[Extracted records]
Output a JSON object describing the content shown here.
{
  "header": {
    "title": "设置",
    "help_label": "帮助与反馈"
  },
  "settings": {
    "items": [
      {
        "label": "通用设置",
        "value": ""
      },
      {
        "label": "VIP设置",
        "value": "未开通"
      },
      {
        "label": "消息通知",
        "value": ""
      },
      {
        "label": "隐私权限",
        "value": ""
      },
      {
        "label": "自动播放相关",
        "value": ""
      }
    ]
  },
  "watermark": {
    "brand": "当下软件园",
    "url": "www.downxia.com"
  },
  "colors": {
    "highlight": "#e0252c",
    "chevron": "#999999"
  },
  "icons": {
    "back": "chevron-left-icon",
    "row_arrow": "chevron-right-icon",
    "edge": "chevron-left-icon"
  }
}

...

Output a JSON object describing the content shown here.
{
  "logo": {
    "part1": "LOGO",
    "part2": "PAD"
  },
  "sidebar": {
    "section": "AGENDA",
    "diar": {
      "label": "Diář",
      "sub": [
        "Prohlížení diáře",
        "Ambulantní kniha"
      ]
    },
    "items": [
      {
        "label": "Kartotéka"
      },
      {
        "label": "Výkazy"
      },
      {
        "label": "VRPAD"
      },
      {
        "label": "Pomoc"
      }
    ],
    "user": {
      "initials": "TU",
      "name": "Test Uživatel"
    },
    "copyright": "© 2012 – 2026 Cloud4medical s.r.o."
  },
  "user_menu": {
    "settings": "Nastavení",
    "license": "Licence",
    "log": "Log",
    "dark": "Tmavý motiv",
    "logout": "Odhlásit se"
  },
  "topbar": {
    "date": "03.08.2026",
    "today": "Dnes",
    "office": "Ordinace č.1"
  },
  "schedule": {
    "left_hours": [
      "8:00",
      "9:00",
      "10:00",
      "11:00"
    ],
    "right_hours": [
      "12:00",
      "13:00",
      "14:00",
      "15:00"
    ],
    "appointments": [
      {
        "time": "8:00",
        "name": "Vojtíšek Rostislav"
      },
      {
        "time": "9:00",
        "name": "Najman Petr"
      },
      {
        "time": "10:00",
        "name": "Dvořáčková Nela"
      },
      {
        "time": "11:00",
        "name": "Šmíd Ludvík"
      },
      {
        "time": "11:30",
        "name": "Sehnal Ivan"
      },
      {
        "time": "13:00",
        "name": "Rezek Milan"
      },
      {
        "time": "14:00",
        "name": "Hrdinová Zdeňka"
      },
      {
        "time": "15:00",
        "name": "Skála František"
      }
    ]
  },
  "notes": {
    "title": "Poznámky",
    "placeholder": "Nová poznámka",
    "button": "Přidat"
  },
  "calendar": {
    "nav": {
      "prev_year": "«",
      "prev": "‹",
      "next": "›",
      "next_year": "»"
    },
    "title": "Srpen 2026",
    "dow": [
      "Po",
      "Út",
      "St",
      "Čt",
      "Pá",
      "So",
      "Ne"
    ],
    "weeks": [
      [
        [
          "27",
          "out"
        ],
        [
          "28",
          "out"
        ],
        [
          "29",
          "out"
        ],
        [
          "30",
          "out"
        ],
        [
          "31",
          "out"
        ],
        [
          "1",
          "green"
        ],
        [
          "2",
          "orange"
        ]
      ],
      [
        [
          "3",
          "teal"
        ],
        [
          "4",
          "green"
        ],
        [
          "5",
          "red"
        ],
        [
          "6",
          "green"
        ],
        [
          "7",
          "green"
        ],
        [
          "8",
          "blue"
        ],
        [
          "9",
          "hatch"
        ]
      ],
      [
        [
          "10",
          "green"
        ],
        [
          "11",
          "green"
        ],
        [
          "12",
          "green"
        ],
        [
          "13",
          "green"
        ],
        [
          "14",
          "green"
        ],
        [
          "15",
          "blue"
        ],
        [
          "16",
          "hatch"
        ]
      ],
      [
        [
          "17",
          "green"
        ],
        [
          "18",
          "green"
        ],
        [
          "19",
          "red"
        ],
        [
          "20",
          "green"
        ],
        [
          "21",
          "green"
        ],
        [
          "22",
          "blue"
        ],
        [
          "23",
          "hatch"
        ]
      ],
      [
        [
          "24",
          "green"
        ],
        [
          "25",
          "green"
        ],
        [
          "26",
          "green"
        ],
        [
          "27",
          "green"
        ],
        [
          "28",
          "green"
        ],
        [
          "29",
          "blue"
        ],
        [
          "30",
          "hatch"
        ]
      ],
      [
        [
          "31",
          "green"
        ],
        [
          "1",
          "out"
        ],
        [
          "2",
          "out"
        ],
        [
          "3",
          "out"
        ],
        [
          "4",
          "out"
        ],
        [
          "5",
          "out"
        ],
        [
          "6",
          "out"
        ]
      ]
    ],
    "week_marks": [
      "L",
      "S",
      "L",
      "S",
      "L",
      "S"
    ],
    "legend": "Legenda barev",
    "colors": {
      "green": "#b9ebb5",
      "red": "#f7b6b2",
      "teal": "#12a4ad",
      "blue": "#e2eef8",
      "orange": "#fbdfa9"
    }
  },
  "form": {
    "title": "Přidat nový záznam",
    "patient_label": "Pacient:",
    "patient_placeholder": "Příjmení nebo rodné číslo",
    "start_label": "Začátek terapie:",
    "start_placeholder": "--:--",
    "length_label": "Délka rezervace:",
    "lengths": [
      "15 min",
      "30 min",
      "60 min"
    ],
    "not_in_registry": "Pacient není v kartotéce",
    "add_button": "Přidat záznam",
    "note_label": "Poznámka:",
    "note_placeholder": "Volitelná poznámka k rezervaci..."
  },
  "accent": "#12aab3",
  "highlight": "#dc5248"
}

Exercise instructions
Scan the lines above for "title", then copy every one that has it.

Exercise output
    "title": "设置",
    "title": "Poznámky",
    "title": "Srpen 2026",
    "title": "Přidat nový záznam",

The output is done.